* _YOUR INSTRUCTIONS_:
Word for word, print each line of the listing below; pictures stay out.

----------------

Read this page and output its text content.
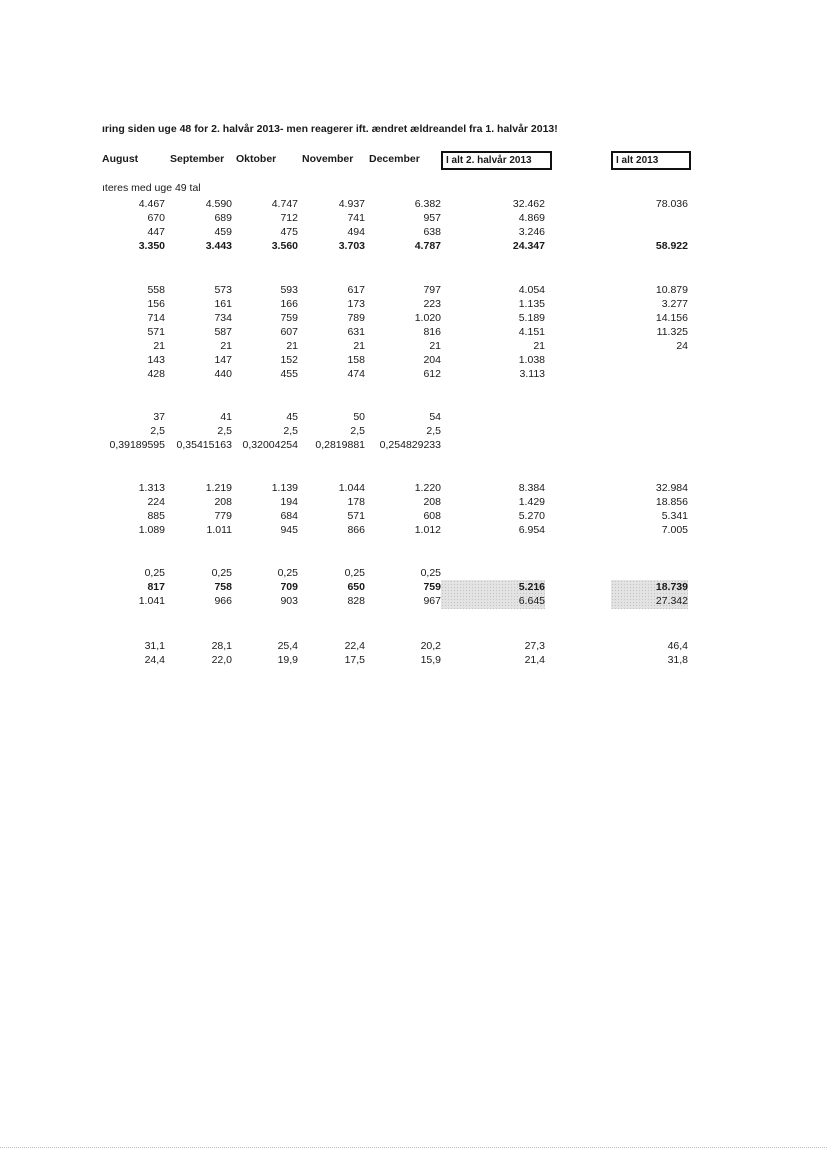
ıring siden uge 48 for 2. halvår 2013- men reagerer ift. ændret ældreandel fra 1. halvår 2013!
August	September Oktober November December	I alt 2. halvår 2013	I alt 2013
ıteres med uge 49 tal
4.467	4.590	4.747	4.937	6.382	32.462	78.036
670	689	712	741	957	4.869
447	459	475	494	638	3.246
3.350	3.443	3.560	3.703	4.787	24.347	58.922
558	573	593	617	797	4.054	10.879
156	161	166	173	223	1.135	3.277
714	734	759	789	1.020	5.189	14.156
571	587	607	631	816	4.151	11.325
21	21	21	21	21	21	24
143	147	152	158	204	1.038
428	440	455	474	612	3.113
37	41	45	50	54
2,5	2,5	2,5	2,5	2,5
0,39189595	0,35415163	0,32004254	0,2819881	0,254829233
1.313	1.219	1.139	1.044	1.220	8.384	32.984
224	208	194	178	208	1.429	18.856
885	779	684	571	608	5.270	5.341
1.089	1.011	945	866	1.012	6.954	7.005
0,25	0,25	0,25	0,25	0,25
817	758	709	650	759	5.216	18.739
1.041	966	903	828	967	6.645	27.342
31,1	28,1	25,4	22,4	20,2	27,3	46,4
24,4	22,0	19,9	17,5	15,9	21,4	31,8
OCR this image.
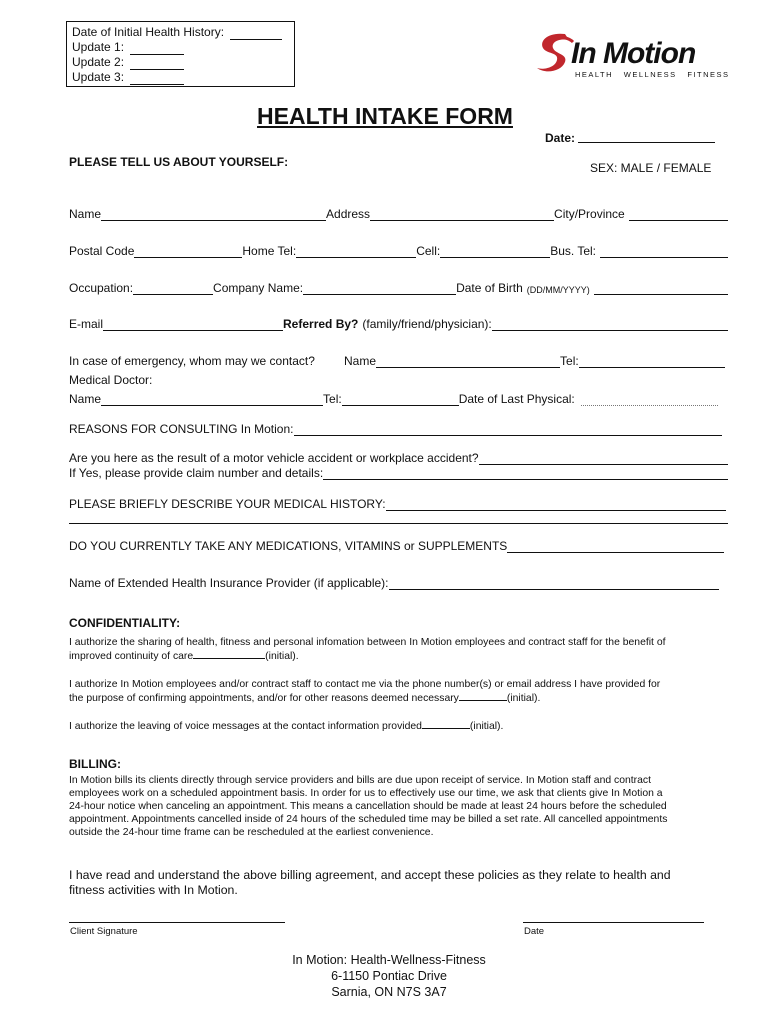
Date of Initial Health History:
Update 1:
Update 2:
Update 3:
In Motion
HEALTH   WELLNESS   FITNESS
HEALTH INTAKE FORM
Date:
PLEASE TELL US ABOUT YOURSELF:	SEX: MALE / FEMALE
Name	Address	City/Province
Postal Code	Home Tel:	Cell:	Bus. Tel:
Occupation:	Company Name:	Date of Birth (DD/MM/YYYY)
E-mail	Referred By? (family/friend/physician):
In case of emergency, whom may we contact?	Name	Tel:
Medical Doctor:
Name	Tel:	Date of Last Physical:
REASONS FOR CONSULTING In Motion:
Are you here as the result of a motor vehicle accident or workplace accident?
If Yes, please provide claim number and details:
PLEASE BRIEFLY DESCRIBE YOUR MEDICAL HISTORY:
DO YOU CURRENTLY TAKE ANY MEDICATIONS, VITAMINS or SUPPLEMENTS
Name of Extended Health Insurance Provider (if applicable):
CONFIDENTIALITY:
I authorize the sharing of health, fitness and personal infomation between In Motion employees and contract staff for the benefit of
improved continuity of care	(initial).
I authorize In Motion employees and/or contract staff to contact me via the phone number(s) or email address I have provided for
the purpose of confirming appointments, and/or for other reasons deemed necessary	(initial).
I authorize the leaving of voice messages at the contact information provided	(initial).
BILLING:
In Motion bills its clients directly through service providers and bills are due upon receipt of service. In Motion staff and contract
employees work on a scheduled appointment basis. In order for us to effectively use our time, we ask that clients give In Motion a
24-hour notice when canceling an appointment. This means a cancellation should be made at least 24 hours before the scheduled
appointment. Appointments cancelled inside of 24 hours of the scheduled time may be billed a set rate. All cancelled appointments
outside the 24-hour time frame can be rescheduled at the earliest convenience.
I have read and understand the above billing agreement, and accept these policies as they relate to health and
fitness activities with In Motion.
Client Signature	Date
In Motion: Health-Wellness-Fitness
6-1150 Pontiac Drive
Sarnia, ON N7S 3A7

----------------

* _COMPLETE ANSWER_:
Read this page and output its text content.
ıring siden uge 48 for 2. halvår 2013- men reagerer ift. ændret ældreandel fra 1. halvår 2013!
August	September Oktober November December	I alt 2. halvår 2013	I alt 2013
ıteres med uge 49 tal
4.467	4.590	4.747	4.937	6.382	32.462	78.036
670	689	712	741	957	4.869
447	459	475	494	638	3.246
3.350	3.443	3.560	3.703	4.787	24.347	58.922
558	573	593	617	797	4.054	10.879
156	161	166	173	223	1.135	3.277
714	734	759	789	1.020	5.189	14.156
571	587	607	631	816	4.151	11.325
21	21	21	21	21	21	24
143	147	152	158	204	1.038
428	440	455	474	612	3.113
37	41	45	50	54
2,5	2,5	2,5	2,5	2,5
0,39189595	0,35415163	0,32004254	0,2819881	0,254829233
1.313	1.219	1.139	1.044	1.220	8.384	32.984
224	208	194	178	208	1.429	18.856
885	779	684	571	608	5.270	5.341
1.089	1.011	945	866	1.012	6.954	7.005
0,25	0,25	0,25	0,25	0,25
817	758	709	650	759	5.216	18.739
1.041	966	903	828	967	6.645	27.342
31,1	28,1	25,4	22,4	20,2	27,3	46,4
24,4	22,0	19,9	17,5	15,9	21,4	31,8
OCR this image.
Date of Initial Health History:
Update 1:
Update 2:
Update 3:
In Motion
HEALTH   WELLNESS   FITNESS
HEALTH INTAKE FORM
Date:
PLEASE TELL US ABOUT YOURSELF:	SEX: MALE / FEMALE
Name	Address	City/Province
Postal Code	Home Tel:	Cell:	Bus. Tel:
Occupation:	Company Name:	Date of Birth (DD/MM/YYYY)
E-mail	Referred By? (family/friend/physician):
In case of emergency, whom may we contact?	Name	Tel:
Medical Doctor:
Name	Tel:	Date of Last Physical:
REASONS FOR CONSULTING In Motion:
Are you here as the result of a motor vehicle accident or workplace accident?
If Yes, please provide claim number and details:
PLEASE BRIEFLY DESCRIBE YOUR MEDICAL HISTORY:
DO YOU CURRENTLY TAKE ANY MEDICATIONS, VITAMINS or SUPPLEMENTS
Name of Extended Health Insurance Provider (if applicable):
CONFIDENTIALITY:
I authorize the sharing of health, fitness and personal infomation between In Motion employees and contract staff for the benefit of
improved continuity of care	(initial).
I authorize In Motion employees and/or contract staff to contact me via the phone number(s) or email address I have provided for
the purpose of confirming appointments, and/or for other reasons deemed necessary	(initial).
I authorize the leaving of voice messages at the contact information provided	(initial).
BILLING:
In Motion bills its clients directly through service providers and bills are due upon receipt of service. In Motion staff and contract
employees work on a scheduled appointment basis. In order for us to effectively use our time, we ask that clients give In Motion a
24-hour notice when canceling an appointment. This means a cancellation should be made at least 24 hours before the scheduled
appointment. Appointments cancelled inside of 24 hours of the scheduled time may be billed a set rate. All cancelled appointments
outside the 24-hour time frame can be rescheduled at the earliest convenience.
I have read and understand the above billing agreement, and accept these policies as they relate to health and
fitness activities with In Motion.
Client Signature	Date
In Motion: Health-Wellness-Fitness
6-1150 Pontiac Drive
Sarnia, ON N7S 3A7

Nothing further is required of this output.